_Listing:_
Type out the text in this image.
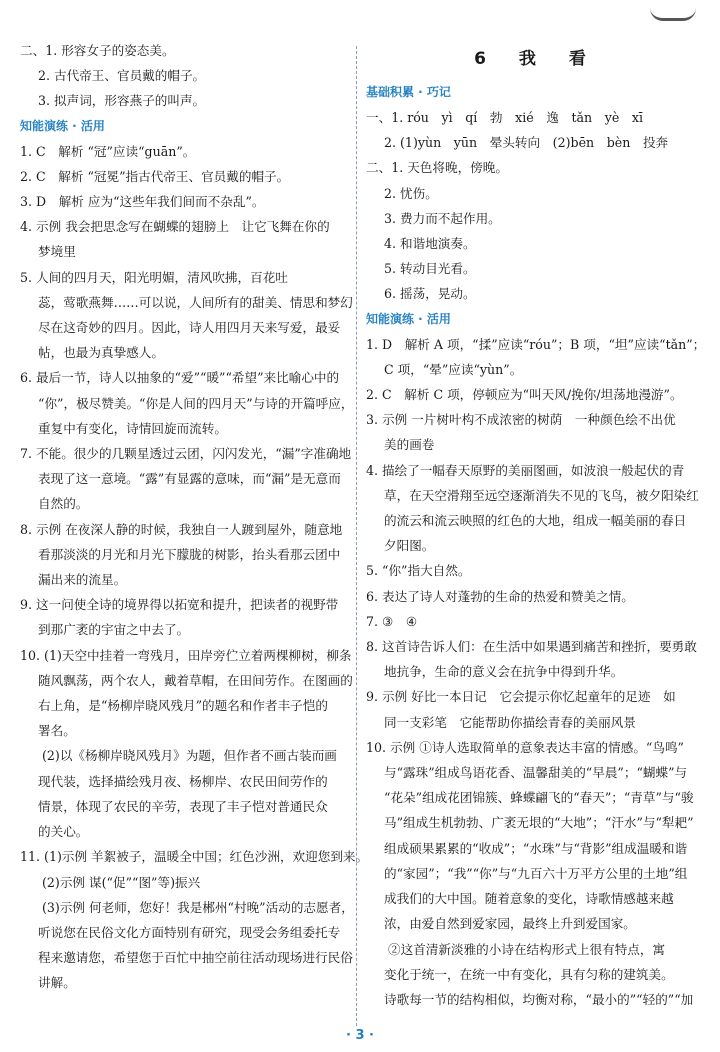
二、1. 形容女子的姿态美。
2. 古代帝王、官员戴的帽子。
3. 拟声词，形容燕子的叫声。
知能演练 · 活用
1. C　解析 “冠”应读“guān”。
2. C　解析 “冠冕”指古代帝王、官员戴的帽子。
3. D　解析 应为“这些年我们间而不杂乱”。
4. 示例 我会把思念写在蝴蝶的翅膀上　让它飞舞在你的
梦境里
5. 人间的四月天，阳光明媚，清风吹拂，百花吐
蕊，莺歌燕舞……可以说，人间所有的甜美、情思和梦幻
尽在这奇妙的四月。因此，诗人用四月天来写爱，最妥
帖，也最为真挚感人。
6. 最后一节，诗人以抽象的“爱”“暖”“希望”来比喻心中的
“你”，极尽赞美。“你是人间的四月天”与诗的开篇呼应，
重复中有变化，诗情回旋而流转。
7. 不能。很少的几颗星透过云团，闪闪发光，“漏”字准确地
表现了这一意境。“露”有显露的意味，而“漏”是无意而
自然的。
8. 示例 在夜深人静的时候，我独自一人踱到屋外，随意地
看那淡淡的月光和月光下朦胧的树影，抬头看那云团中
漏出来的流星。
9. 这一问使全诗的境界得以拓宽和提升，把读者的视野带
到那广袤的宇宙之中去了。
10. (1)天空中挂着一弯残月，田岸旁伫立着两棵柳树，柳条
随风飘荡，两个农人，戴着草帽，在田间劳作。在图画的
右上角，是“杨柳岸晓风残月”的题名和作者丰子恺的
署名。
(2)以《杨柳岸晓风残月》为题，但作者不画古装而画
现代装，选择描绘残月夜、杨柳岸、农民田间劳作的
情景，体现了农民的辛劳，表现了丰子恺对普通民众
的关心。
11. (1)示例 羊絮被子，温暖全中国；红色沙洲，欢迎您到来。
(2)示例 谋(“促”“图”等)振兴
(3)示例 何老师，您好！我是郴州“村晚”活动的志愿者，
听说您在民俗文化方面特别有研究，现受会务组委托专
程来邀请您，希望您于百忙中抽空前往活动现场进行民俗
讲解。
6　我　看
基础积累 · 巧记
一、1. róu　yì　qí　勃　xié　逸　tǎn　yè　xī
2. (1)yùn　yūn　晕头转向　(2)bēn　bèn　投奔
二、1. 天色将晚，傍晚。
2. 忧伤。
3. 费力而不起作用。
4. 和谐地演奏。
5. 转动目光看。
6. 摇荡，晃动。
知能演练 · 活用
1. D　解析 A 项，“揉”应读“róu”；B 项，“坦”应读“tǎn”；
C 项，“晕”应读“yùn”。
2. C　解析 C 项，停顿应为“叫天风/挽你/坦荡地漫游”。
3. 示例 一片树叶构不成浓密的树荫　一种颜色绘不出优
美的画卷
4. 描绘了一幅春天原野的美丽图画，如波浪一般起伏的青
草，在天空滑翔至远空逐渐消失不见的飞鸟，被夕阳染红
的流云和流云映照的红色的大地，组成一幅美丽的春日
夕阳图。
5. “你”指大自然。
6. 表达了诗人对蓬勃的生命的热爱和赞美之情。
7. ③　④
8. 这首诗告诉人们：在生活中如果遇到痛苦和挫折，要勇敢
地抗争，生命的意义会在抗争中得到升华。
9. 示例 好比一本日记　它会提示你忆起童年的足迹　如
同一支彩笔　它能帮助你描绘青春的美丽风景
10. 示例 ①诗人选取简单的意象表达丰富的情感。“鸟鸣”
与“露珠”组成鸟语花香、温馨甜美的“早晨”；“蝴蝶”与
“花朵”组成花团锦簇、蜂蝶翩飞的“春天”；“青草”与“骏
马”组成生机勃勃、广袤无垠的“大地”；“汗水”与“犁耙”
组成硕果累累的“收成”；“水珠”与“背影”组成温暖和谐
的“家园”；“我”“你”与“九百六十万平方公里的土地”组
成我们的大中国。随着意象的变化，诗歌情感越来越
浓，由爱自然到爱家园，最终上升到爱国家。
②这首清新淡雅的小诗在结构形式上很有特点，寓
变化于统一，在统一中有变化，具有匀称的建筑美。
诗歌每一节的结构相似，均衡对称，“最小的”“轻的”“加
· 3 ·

==

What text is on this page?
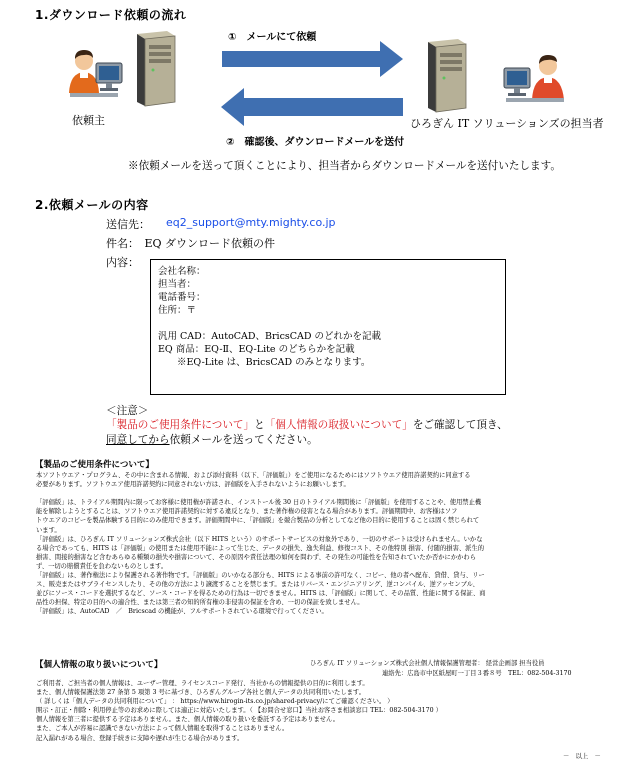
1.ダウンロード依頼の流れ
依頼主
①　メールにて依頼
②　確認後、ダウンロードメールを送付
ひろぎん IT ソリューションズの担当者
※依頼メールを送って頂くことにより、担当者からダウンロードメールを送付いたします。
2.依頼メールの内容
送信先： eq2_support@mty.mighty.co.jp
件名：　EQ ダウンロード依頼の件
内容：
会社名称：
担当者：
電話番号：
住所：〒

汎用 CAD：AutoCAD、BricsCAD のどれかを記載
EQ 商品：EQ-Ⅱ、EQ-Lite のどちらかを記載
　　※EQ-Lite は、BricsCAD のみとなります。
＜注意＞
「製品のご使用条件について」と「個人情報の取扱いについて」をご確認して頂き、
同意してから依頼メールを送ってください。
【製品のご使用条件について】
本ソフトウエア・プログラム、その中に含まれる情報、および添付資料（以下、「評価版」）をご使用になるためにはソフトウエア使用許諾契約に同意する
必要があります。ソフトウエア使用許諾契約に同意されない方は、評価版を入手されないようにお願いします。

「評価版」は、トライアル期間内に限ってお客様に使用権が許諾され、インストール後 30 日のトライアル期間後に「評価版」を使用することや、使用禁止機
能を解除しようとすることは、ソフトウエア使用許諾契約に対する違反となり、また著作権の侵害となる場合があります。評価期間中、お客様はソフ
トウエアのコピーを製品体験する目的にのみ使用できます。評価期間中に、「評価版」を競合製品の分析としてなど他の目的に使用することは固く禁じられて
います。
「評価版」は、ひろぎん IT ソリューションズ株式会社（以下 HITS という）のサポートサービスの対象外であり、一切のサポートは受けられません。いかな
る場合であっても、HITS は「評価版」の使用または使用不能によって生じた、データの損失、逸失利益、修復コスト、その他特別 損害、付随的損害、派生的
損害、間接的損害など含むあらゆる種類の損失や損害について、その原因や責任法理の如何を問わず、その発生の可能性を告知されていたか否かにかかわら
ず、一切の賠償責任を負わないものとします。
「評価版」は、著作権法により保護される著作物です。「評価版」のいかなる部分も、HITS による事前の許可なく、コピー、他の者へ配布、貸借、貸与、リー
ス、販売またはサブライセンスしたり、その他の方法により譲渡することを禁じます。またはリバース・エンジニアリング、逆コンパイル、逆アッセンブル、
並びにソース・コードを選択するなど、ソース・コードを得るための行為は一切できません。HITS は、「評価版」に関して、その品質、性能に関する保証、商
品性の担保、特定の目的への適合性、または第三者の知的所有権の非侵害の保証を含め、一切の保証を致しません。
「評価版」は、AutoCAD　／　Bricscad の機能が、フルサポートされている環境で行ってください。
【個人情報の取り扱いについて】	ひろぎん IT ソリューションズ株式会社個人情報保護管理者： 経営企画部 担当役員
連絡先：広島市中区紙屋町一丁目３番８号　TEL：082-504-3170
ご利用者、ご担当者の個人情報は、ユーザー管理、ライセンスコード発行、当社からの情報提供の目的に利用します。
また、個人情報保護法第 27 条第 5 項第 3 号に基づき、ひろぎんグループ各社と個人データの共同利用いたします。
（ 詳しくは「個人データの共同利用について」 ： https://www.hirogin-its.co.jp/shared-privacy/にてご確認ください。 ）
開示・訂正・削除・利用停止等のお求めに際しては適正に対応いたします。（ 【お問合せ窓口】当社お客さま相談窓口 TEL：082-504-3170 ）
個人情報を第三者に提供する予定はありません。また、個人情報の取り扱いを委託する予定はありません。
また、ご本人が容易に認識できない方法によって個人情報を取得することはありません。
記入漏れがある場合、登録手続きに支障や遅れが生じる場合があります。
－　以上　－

_Task requirements:_
Copy all lines from the material that contain "AutoCAD".

_Full response:_
汎用 CAD：AutoCAD、BricsCAD のどれかを記載
「評価版」は、AutoCAD　／　Bricscad の機能が、フルサポートされている環境で行ってください。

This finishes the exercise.